## What to do
Using the entries below, show all lines with the string "Respiratory".

(Stored records)

+++

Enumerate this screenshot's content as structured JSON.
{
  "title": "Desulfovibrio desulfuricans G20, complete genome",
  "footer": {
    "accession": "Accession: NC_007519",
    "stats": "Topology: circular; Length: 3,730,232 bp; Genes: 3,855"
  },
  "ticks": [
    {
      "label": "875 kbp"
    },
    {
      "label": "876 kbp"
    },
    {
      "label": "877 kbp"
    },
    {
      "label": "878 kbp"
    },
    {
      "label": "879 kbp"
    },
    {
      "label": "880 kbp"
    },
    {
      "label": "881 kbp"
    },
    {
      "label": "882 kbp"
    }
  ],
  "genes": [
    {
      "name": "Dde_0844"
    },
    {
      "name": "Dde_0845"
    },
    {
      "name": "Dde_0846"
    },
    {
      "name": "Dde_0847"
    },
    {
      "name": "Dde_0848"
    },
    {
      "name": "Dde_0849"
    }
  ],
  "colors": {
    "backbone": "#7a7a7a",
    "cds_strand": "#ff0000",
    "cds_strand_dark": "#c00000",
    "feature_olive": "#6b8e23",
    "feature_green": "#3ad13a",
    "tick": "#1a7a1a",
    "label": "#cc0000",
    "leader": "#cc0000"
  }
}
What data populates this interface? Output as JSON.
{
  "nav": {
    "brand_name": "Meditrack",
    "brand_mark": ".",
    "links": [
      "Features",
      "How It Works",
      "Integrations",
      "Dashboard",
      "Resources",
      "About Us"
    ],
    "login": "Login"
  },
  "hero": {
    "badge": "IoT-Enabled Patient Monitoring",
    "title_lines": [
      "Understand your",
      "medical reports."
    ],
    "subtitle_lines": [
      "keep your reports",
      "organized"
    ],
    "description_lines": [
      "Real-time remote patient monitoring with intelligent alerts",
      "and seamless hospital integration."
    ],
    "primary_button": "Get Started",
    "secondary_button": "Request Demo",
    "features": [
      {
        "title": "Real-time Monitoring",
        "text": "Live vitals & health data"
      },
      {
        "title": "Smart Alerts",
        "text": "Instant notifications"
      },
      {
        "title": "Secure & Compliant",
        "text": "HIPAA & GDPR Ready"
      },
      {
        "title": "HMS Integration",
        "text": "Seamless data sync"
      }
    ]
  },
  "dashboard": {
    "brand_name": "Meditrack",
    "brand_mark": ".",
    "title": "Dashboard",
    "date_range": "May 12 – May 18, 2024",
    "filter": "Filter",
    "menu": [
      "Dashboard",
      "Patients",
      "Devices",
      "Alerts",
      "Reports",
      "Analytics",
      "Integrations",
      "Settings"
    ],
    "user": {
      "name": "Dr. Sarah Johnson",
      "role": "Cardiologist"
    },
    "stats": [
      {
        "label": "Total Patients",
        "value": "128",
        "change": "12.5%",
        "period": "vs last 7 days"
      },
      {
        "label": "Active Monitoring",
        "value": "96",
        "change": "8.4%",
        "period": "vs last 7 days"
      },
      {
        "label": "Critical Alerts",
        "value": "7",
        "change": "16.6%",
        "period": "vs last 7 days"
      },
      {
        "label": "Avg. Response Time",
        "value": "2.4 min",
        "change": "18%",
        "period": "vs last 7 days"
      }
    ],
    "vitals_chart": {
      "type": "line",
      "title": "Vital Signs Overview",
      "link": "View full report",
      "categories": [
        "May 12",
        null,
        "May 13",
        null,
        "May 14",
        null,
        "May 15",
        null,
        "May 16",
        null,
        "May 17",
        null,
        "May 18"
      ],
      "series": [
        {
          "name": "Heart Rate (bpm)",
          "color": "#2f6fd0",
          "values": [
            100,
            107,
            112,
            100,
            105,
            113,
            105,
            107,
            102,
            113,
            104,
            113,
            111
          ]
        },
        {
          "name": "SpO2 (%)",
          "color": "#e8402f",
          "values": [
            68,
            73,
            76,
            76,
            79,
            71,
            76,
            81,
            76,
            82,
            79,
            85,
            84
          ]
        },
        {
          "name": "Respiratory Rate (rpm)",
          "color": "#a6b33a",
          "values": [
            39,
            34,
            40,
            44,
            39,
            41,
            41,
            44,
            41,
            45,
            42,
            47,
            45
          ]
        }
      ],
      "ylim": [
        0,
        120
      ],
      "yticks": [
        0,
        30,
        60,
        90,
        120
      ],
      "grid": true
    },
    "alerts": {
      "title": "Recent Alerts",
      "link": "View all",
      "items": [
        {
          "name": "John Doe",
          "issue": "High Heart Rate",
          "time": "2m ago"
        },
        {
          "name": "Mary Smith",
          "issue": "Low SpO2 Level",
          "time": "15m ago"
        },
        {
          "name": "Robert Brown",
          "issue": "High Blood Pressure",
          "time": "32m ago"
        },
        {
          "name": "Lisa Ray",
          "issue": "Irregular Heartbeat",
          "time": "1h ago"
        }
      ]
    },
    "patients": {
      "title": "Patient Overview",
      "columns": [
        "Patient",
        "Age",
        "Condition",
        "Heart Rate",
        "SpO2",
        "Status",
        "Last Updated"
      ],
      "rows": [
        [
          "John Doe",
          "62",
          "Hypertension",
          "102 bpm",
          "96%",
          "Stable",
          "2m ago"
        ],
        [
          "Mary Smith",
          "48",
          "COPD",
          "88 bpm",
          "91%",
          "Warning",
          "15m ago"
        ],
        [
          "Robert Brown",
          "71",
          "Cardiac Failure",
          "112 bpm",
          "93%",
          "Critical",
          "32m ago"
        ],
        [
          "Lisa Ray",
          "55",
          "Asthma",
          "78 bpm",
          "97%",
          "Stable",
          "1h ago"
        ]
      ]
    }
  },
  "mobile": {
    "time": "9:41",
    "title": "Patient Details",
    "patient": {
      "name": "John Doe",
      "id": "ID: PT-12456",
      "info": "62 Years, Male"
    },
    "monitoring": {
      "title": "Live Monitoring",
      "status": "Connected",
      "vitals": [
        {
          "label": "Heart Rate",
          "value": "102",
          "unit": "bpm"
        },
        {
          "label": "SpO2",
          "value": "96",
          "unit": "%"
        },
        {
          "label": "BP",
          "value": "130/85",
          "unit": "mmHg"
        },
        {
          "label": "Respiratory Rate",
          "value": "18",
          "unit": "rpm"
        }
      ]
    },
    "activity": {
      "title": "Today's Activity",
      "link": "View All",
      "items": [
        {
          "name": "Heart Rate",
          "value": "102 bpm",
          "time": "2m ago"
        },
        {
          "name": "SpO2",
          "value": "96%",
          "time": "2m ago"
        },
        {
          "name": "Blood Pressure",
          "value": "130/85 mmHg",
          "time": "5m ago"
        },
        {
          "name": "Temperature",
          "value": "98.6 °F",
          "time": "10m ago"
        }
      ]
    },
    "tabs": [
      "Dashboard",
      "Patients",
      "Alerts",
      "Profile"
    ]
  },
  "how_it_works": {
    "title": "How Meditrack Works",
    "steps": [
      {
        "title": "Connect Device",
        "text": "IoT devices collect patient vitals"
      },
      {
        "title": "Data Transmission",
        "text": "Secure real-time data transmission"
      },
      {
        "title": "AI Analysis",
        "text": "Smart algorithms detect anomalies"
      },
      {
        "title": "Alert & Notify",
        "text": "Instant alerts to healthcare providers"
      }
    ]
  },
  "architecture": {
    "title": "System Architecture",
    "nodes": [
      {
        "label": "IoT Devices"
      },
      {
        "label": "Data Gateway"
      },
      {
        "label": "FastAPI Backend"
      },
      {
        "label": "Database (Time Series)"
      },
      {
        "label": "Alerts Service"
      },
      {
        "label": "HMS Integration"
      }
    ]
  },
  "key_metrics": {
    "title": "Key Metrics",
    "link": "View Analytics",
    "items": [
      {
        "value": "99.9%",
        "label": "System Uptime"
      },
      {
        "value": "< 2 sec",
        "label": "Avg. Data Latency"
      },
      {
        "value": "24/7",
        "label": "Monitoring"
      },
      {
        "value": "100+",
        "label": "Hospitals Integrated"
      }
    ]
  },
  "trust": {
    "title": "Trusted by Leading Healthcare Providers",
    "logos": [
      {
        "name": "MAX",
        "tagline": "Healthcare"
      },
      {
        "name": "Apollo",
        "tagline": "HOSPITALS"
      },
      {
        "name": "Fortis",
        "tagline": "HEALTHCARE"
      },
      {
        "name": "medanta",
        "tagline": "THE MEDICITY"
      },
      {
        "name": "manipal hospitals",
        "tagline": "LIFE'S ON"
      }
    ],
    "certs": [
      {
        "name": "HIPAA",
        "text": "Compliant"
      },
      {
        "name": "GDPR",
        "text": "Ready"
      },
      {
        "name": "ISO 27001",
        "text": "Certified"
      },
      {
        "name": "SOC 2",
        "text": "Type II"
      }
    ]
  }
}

+++

## Output for this task
          "name": "Respiratory Rate (rpm)",
          "label": "Respiratory Rate",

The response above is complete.